* Begin *

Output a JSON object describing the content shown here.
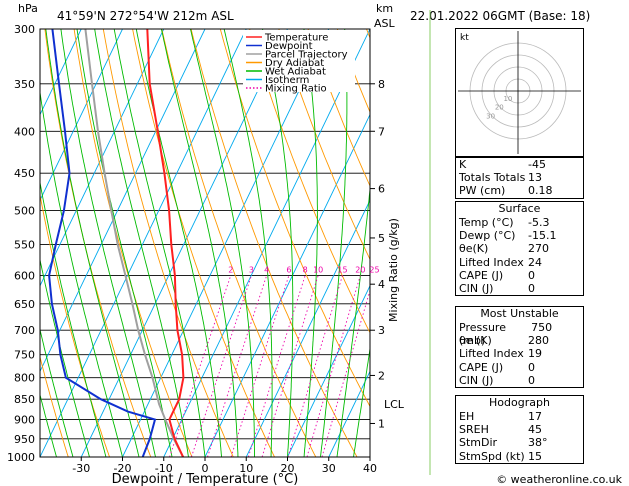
{
  "header": {
    "hpa_label": "hPa",
    "location": "41°59'N  272°54'W  212m  ASL",
    "km_label": "km",
    "asl_label": "ASL",
    "datetime": "22.01.2022  06GMT  (Base: 18)"
  },
  "colors": {
    "temperature": "#ff2020",
    "dewpoint": "#1030d0",
    "parcel": "#a0a0a0",
    "dry_adiabat": "#ff9900",
    "wet_adiabat": "#00bb00",
    "isotherm": "#00aaee",
    "mixing_ratio": "#ee00aa"
  },
  "legend": {
    "items": [
      {
        "label": "Temperature",
        "style": "solid",
        "color": "#ff2020"
      },
      {
        "label": "Dewpoint",
        "style": "solid",
        "color": "#1030d0"
      },
      {
        "label": "Parcel Trajectory",
        "style": "solid",
        "color": "#a0a0a0"
      },
      {
        "label": "Dry Adiabat",
        "style": "solid",
        "color": "#ff9900"
      },
      {
        "label": "Wet Adiabat",
        "style": "solid",
        "color": "#00bb00"
      },
      {
        "label": "Isotherm",
        "style": "solid",
        "color": "#00aaee"
      },
      {
        "label": "Mixing Ratio",
        "style": "dotted",
        "color": "#ee00aa"
      }
    ]
  },
  "chart_data": {
    "type": "line",
    "skew": 50,
    "xlabel": "Dewpoint / Temperature (°C)",
    "ylabel_right": "Mixing Ratio (g/kg)",
    "xlim": [
      -40,
      40
    ],
    "ylim": [
      1000,
      300
    ],
    "pressure_ticks": [
      300,
      350,
      400,
      450,
      500,
      550,
      600,
      650,
      700,
      750,
      800,
      850,
      900,
      950,
      1000
    ],
    "temp_ticks": [
      -30,
      -20,
      -10,
      0,
      10,
      20,
      30,
      40
    ],
    "km_ticks": [
      {
        "label": "1",
        "p": 910
      },
      {
        "label": "2",
        "p": 795
      },
      {
        "label": "3",
        "p": 700
      },
      {
        "label": "4",
        "p": 615
      },
      {
        "label": "5",
        "p": 540
      },
      {
        "label": "6",
        "p": 470
      },
      {
        "label": "7",
        "p": 400
      },
      {
        "label": "8",
        "p": 350
      }
    ],
    "lcl": {
      "label": "LCL",
      "p": 862
    },
    "mixing_ratio_labels": [
      "2",
      "3",
      "4",
      "6",
      "8",
      "10",
      "15",
      "20",
      "25"
    ],
    "mixing_ratio_values": [
      2,
      3,
      4,
      6,
      8,
      10,
      15,
      20,
      25
    ],
    "mixing_ratio_label_p": 600,
    "temperature": [
      {
        "p": 1000,
        "t": -5.3
      },
      {
        "p": 950,
        "t": -9.5
      },
      {
        "p": 900,
        "t": -13
      },
      {
        "p": 850,
        "t": -13
      },
      {
        "p": 800,
        "t": -14.5
      },
      {
        "p": 750,
        "t": -17.5
      },
      {
        "p": 700,
        "t": -21.5
      },
      {
        "p": 650,
        "t": -25
      },
      {
        "p": 600,
        "t": -28.5
      },
      {
        "p": 550,
        "t": -33
      },
      {
        "p": 500,
        "t": -37.5
      },
      {
        "p": 450,
        "t": -43
      },
      {
        "p": 400,
        "t": -49.5
      },
      {
        "p": 350,
        "t": -57
      },
      {
        "p": 300,
        "t": -64
      }
    ],
    "dewpoint": [
      {
        "p": 1000,
        "t": -15.1
      },
      {
        "p": 950,
        "t": -15.5
      },
      {
        "p": 900,
        "t": -16.5
      },
      {
        "p": 880,
        "t": -24
      },
      {
        "p": 850,
        "t": -32
      },
      {
        "p": 800,
        "t": -43
      },
      {
        "p": 750,
        "t": -47
      },
      {
        "p": 700,
        "t": -50.5
      },
      {
        "p": 650,
        "t": -55
      },
      {
        "p": 600,
        "t": -59
      },
      {
        "p": 550,
        "t": -61
      },
      {
        "p": 500,
        "t": -63
      },
      {
        "p": 450,
        "t": -66
      },
      {
        "p": 400,
        "t": -72
      },
      {
        "p": 350,
        "t": -79
      },
      {
        "p": 300,
        "t": -87
      }
    ],
    "parcel": [
      {
        "p": 1000,
        "t": -5.3
      },
      {
        "p": 950,
        "t": -9.7
      },
      {
        "p": 900,
        "t": -14.0
      },
      {
        "p": 862,
        "t": -17.3
      },
      {
        "p": 800,
        "t": -22
      },
      {
        "p": 750,
        "t": -26.5
      },
      {
        "p": 700,
        "t": -31
      },
      {
        "p": 650,
        "t": -35.5
      },
      {
        "p": 600,
        "t": -40.5
      },
      {
        "p": 550,
        "t": -46
      },
      {
        "p": 500,
        "t": -51.5
      },
      {
        "p": 450,
        "t": -57.5
      },
      {
        "p": 400,
        "t": -64
      },
      {
        "p": 350,
        "t": -71
      },
      {
        "p": 300,
        "t": -79
      }
    ]
  },
  "indices": {
    "rows": [
      {
        "label": "K",
        "value": "-45"
      },
      {
        "label": "Totals Totals",
        "value": "13"
      },
      {
        "label": "PW (cm)",
        "value": "0.18"
      }
    ]
  },
  "surface": {
    "title": "Surface",
    "rows": [
      {
        "label": "Temp (°C)",
        "value": "-5.3"
      },
      {
        "label": "Dewp (°C)",
        "value": "-15.1"
      },
      {
        "label": "θe(K)",
        "value": "270"
      },
      {
        "label": "Lifted Index",
        "value": "24"
      },
      {
        "label": "CAPE (J)",
        "value": "0"
      },
      {
        "label": "CIN (J)",
        "value": "0"
      }
    ]
  },
  "most_unstable": {
    "title": "Most Unstable",
    "rows": [
      {
        "label": "Pressure (mb)",
        "value": "750"
      },
      {
        "label": "θe (K)",
        "value": "280"
      },
      {
        "label": "Lifted Index",
        "value": "19"
      },
      {
        "label": "CAPE (J)",
        "value": "0"
      },
      {
        "label": "CIN (J)",
        "value": "0"
      }
    ]
  },
  "hodograph_table": {
    "title": "Hodograph",
    "rows": [
      {
        "label": "EH",
        "value": "17"
      },
      {
        "label": "SREH",
        "value": "45"
      },
      {
        "label": "StmDir",
        "value": "38°"
      },
      {
        "label": "StmSpd (kt)",
        "value": "15"
      }
    ]
  },
  "hodograph": {
    "unit_label": "kt",
    "ring_labels": [
      "10",
      "20",
      "30"
    ]
  },
  "footer": {
    "credit": "© weatheronline.co.uk"
  }
}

* End *

§ Task directions
Write out again every line above exactly as given; the pictures do not belong in the copy.

§ Written solution
Output a JSON object describing the content shown here.
{
  "header": {
    "hpa_label": "hPa",
    "location": "41°59'N  272°54'W  212m  ASL",
    "km_label": "km",
    "asl_label": "ASL",
    "datetime": "22.01.2022  06GMT  (Base: 18)"
  },
  "colors": {
    "temperature": "#ff2020",
    "dewpoint": "#1030d0",
    "parcel": "#a0a0a0",
    "dry_adiabat": "#ff9900",
    "wet_adiabat": "#00bb00",
    "isotherm": "#00aaee",
    "mixing_ratio": "#ee00aa"
  },
  "legend": {
    "items": [
      {
        "label": "Temperature",
        "style": "solid",
        "color": "#ff2020"
      },
      {
        "label": "Dewpoint",
        "style": "solid",
        "color": "#1030d0"
      },
      {
        "label": "Parcel Trajectory",
        "style": "solid",
        "color": "#a0a0a0"
      },
      {
        "label": "Dry Adiabat",
        "style": "solid",
        "color": "#ff9900"
      },
      {
        "label": "Wet Adiabat",
        "style": "solid",
        "color": "#00bb00"
      },
      {
        "label": "Isotherm",
        "style": "solid",
        "color": "#00aaee"
      },
      {
        "label": "Mixing Ratio",
        "style": "dotted",
        "color": "#ee00aa"
      }
    ]
  },
  "chart_data": {
    "type": "line",
    "skew": 50,
    "xlabel": "Dewpoint / Temperature (°C)",
    "ylabel_right": "Mixing Ratio (g/kg)",
    "xlim": [
      -40,
      40
    ],
    "ylim": [
      1000,
      300
    ],
    "pressure_ticks": [
      300,
      350,
      400,
      450,
      500,
      550,
      600,
      650,
      700,
      750,
      800,
      850,
      900,
      950,
      1000
    ],
    "temp_ticks": [
      -30,
      -20,
      -10,
      0,
      10,
      20,
      30,
      40
    ],
    "km_ticks": [
      {
        "label": "1",
        "p": 910
      },
      {
        "label": "2",
        "p": 795
      },
      {
        "label": "3",
        "p": 700
      },
      {
        "label": "4",
        "p": 615
      },
      {
        "label": "5",
        "p": 540
      },
      {
        "label": "6",
        "p": 470
      },
      {
        "label": "7",
        "p": 400
      },
      {
        "label": "8",
        "p": 350
      }
    ],
    "lcl": {
      "label": "LCL",
      "p": 862
    },
    "mixing_ratio_labels": [
      "2",
      "3",
      "4",
      "6",
      "8",
      "10",
      "15",
      "20",
      "25"
    ],
    "mixing_ratio_values": [
      2,
      3,
      4,
      6,
      8,
      10,
      15,
      20,
      25
    ],
    "mixing_ratio_label_p": 600,
    "temperature": [
      {
        "p": 1000,
        "t": -5.3
      },
      {
        "p": 950,
        "t": -9.5
      },
      {
        "p": 900,
        "t": -13
      },
      {
        "p": 850,
        "t": -13
      },
      {
        "p": 800,
        "t": -14.5
      },
      {
        "p": 750,
        "t": -17.5
      },
      {
        "p": 700,
        "t": -21.5
      },
      {
        "p": 650,
        "t": -25
      },
      {
        "p": 600,
        "t": -28.5
      },
      {
        "p": 550,
        "t": -33
      },
      {
        "p": 500,
        "t": -37.5
      },
      {
        "p": 450,
        "t": -43
      },
      {
        "p": 400,
        "t": -49.5
      },
      {
        "p": 350,
        "t": -57
      },
      {
        "p": 300,
        "t": -64
      }
    ],
    "dewpoint": [
      {
        "p": 1000,
        "t": -15.1
      },
      {
        "p": 950,
        "t": -15.5
      },
      {
        "p": 900,
        "t": -16.5
      },
      {
        "p": 880,
        "t": -24
      },
      {
        "p": 850,
        "t": -32
      },
      {
        "p": 800,
        "t": -43
      },
      {
        "p": 750,
        "t": -47
      },
      {
        "p": 700,
        "t": -50.5
      },
      {
        "p": 650,
        "t": -55
      },
      {
        "p": 600,
        "t": -59
      },
      {
        "p": 550,
        "t": -61
      },
      {
        "p": 500,
        "t": -63
      },
      {
        "p": 450,
        "t": -66
      },
      {
        "p": 400,
        "t": -72
      },
      {
        "p": 350,
        "t": -79
      },
      {
        "p": 300,
        "t": -87
      }
    ],
    "parcel": [
      {
        "p": 1000,
        "t": -5.3
      },
      {
        "p": 950,
        "t": -9.7
      },
      {
        "p": 900,
        "t": -14.0
      },
      {
        "p": 862,
        "t": -17.3
      },
      {
        "p": 800,
        "t": -22
      },
      {
        "p": 750,
        "t": -26.5
      },
      {
        "p": 700,
        "t": -31
      },
      {
        "p": 650,
        "t": -35.5
      },
      {
        "p": 600,
        "t": -40.5
      },
      {
        "p": 550,
        "t": -46
      },
      {
        "p": 500,
        "t": -51.5
      },
      {
        "p": 450,
        "t": -57.5
      },
      {
        "p": 400,
        "t": -64
      },
      {
        "p": 350,
        "t": -71
      },
      {
        "p": 300,
        "t": -79
      }
    ]
  },
  "indices": {
    "rows": [
      {
        "label": "K",
        "value": "-45"
      },
      {
        "label": "Totals Totals",
        "value": "13"
      },
      {
        "label": "PW (cm)",
        "value": "0.18"
      }
    ]
  },
  "surface": {
    "title": "Surface",
    "rows": [
      {
        "label": "Temp (°C)",
        "value": "-5.3"
      },
      {
        "label": "Dewp (°C)",
        "value": "-15.1"
      },
      {
        "label": "θe(K)",
        "value": "270"
      },
      {
        "label": "Lifted Index",
        "value": "24"
      },
      {
        "label": "CAPE (J)",
        "value": "0"
      },
      {
        "label": "CIN (J)",
        "value": "0"
      }
    ]
  },
  "most_unstable": {
    "title": "Most Unstable",
    "rows": [
      {
        "label": "Pressure (mb)",
        "value": "750"
      },
      {
        "label": "θe (K)",
        "value": "280"
      },
      {
        "label": "Lifted Index",
        "value": "19"
      },
      {
        "label": "CAPE (J)",
        "value": "0"
      },
      {
        "label": "CIN (J)",
        "value": "0"
      }
    ]
  },
  "hodograph_table": {
    "title": "Hodograph",
    "rows": [
      {
        "label": "EH",
        "value": "17"
      },
      {
        "label": "SREH",
        "value": "45"
      },
      {
        "label": "StmDir",
        "value": "38°"
      },
      {
        "label": "StmSpd (kt)",
        "value": "15"
      }
    ]
  },
  "hodograph": {
    "unit_label": "kt",
    "ring_labels": [
      "10",
      "20",
      "30"
    ]
  },
  "footer": {
    "credit": "© weatheronline.co.uk"
  }
}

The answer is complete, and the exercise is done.